▸ Directions for this task: Extract all of the data and reproduce it precisely.

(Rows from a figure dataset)
+===+
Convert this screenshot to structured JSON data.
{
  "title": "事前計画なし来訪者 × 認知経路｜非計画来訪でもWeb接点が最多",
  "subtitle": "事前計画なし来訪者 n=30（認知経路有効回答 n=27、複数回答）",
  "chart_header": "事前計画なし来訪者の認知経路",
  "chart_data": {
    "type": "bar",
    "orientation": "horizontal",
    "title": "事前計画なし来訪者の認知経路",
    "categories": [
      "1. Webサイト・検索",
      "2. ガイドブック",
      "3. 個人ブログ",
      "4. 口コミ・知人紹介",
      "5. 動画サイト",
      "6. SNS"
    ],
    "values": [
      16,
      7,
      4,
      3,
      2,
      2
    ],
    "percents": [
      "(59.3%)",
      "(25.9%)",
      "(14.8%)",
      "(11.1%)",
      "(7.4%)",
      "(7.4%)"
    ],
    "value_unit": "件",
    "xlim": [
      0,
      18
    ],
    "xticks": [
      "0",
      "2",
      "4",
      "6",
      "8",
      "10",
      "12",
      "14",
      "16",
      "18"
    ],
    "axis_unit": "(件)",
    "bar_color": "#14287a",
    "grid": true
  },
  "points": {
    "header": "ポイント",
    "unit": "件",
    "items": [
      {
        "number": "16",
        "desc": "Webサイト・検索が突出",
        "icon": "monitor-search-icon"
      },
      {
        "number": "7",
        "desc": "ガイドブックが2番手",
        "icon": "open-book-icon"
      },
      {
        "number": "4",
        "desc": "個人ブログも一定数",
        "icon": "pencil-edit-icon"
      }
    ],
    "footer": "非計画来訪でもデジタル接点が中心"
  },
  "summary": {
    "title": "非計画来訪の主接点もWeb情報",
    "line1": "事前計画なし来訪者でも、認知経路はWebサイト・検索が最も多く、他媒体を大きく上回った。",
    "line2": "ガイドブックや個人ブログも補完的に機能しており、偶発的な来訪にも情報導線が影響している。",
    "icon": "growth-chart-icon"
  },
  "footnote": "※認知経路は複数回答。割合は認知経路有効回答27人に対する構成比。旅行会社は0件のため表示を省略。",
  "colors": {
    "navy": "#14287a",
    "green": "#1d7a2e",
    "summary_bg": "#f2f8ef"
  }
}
+===+
▸ Correct output:
Convert this screenshot to structured JSON data.
{
  "title": "事前計画なし来訪者 × 認知経路｜非計画来訪でもWeb接点が最多",
  "subtitle": "事前計画なし来訪者 n=30（認知経路有効回答 n=27、複数回答）",
  "chart_header": "事前計画なし来訪者の認知経路",
  "chart_data": {
    "type": "bar",
    "orientation": "horizontal",
    "title": "事前計画なし来訪者の認知経路",
    "categories": [
      "1. Webサイト・検索",
      "2. ガイドブック",
      "3. 個人ブログ",
      "4. 口コミ・知人紹介",
      "5. 動画サイト",
      "6. SNS"
    ],
    "values": [
      16,
      7,
      4,
      3,
      2,
      2
    ],
    "percents": [
      "(59.3%)",
      "(25.9%)",
      "(14.8%)",
      "(11.1%)",
      "(7.4%)",
      "(7.4%)"
    ],
    "value_unit": "件",
    "xlim": [
      0,
      18
    ],
    "xticks": [
      "0",
      "2",
      "4",
      "6",
      "8",
      "10",
      "12",
      "14",
      "16",
      "18"
    ],
    "axis_unit": "(件)",
    "bar_color": "#14287a",
    "grid": true
  },
  "points": {
    "header": "ポイント",
    "unit": "件",
    "items": [
      {
        "number": "16",
        "desc": "Webサイト・検索が突出",
        "icon": "monitor-search-icon"
      },
      {
        "number": "7",
        "desc": "ガイドブックが2番手",
        "icon": "open-book-icon"
      },
      {
        "number": "4",
        "desc": "個人ブログも一定数",
        "icon": "pencil-edit-icon"
      }
    ],
    "footer": "非計画来訪でもデジタル接点が中心"
  },
  "summary": {
    "title": "非計画来訪の主接点もWeb情報",
    "line1": "事前計画なし来訪者でも、認知経路はWebサイト・検索が最も多く、他媒体を大きく上回った。",
    "line2": "ガイドブックや個人ブログも補完的に機能しており、偶発的な来訪にも情報導線が影響している。",
    "icon": "growth-chart-icon"
  },
  "footnote": "※認知経路は複数回答。割合は認知経路有効回答27人に対する構成比。旅行会社は0件のため表示を省略。",
  "colors": {
    "navy": "#14287a",
    "green": "#1d7a2e",
    "summary_bg": "#f2f8ef"
  }
}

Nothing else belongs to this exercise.